■ **Exercise prompt**
Set out every line bearing the string "screenshot".

■ **Extracted entries**
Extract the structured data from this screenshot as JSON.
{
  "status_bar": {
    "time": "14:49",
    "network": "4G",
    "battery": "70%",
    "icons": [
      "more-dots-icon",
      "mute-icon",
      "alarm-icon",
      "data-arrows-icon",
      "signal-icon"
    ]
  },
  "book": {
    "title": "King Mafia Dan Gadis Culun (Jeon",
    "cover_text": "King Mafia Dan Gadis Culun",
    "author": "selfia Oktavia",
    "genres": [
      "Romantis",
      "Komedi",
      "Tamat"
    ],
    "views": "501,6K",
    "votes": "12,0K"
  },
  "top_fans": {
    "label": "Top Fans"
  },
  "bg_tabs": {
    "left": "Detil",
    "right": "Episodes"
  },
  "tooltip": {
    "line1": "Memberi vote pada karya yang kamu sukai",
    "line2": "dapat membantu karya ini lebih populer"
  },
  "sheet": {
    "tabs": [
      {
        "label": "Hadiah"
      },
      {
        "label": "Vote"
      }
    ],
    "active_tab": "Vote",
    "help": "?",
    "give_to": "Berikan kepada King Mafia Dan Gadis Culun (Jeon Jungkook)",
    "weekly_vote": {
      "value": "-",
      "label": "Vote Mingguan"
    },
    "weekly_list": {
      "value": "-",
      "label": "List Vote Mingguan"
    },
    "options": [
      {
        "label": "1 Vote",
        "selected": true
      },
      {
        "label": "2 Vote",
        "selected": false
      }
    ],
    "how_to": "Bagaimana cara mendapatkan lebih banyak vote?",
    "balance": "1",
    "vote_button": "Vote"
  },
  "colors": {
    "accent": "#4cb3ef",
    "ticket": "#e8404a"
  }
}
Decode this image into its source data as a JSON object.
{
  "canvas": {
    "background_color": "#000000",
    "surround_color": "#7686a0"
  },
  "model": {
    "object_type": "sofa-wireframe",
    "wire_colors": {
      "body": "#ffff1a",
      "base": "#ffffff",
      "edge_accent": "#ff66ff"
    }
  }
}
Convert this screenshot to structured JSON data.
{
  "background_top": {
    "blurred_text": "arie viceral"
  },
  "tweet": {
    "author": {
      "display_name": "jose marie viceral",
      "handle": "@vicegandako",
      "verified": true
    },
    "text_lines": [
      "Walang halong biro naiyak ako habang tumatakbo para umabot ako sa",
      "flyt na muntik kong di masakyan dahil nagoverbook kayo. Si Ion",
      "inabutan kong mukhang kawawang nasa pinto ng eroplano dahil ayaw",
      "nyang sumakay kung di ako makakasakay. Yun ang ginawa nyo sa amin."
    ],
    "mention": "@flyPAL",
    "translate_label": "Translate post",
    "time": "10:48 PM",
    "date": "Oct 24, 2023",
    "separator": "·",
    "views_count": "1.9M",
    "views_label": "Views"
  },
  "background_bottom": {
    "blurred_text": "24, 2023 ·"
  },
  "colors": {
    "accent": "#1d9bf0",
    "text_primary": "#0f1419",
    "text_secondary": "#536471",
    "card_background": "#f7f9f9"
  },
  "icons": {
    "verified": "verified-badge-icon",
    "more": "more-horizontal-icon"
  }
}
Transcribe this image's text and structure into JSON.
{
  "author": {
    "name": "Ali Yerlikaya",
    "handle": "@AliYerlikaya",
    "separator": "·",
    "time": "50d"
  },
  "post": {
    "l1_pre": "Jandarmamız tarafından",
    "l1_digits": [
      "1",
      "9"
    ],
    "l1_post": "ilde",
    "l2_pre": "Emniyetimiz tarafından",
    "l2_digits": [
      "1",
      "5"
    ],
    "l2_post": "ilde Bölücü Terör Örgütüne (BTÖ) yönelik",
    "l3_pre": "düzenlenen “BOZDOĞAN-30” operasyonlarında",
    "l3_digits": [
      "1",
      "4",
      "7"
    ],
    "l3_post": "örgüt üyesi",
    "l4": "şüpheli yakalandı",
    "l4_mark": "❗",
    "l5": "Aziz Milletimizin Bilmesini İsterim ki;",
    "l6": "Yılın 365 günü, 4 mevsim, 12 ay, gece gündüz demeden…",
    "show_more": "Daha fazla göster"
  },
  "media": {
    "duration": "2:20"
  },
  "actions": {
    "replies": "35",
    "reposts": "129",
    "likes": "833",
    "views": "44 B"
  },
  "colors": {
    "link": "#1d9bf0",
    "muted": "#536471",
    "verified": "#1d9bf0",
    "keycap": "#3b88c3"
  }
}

■ **Finished exercise**
Extract the structured data from this screenshot as JSON.
Convert this screenshot to structured JSON data.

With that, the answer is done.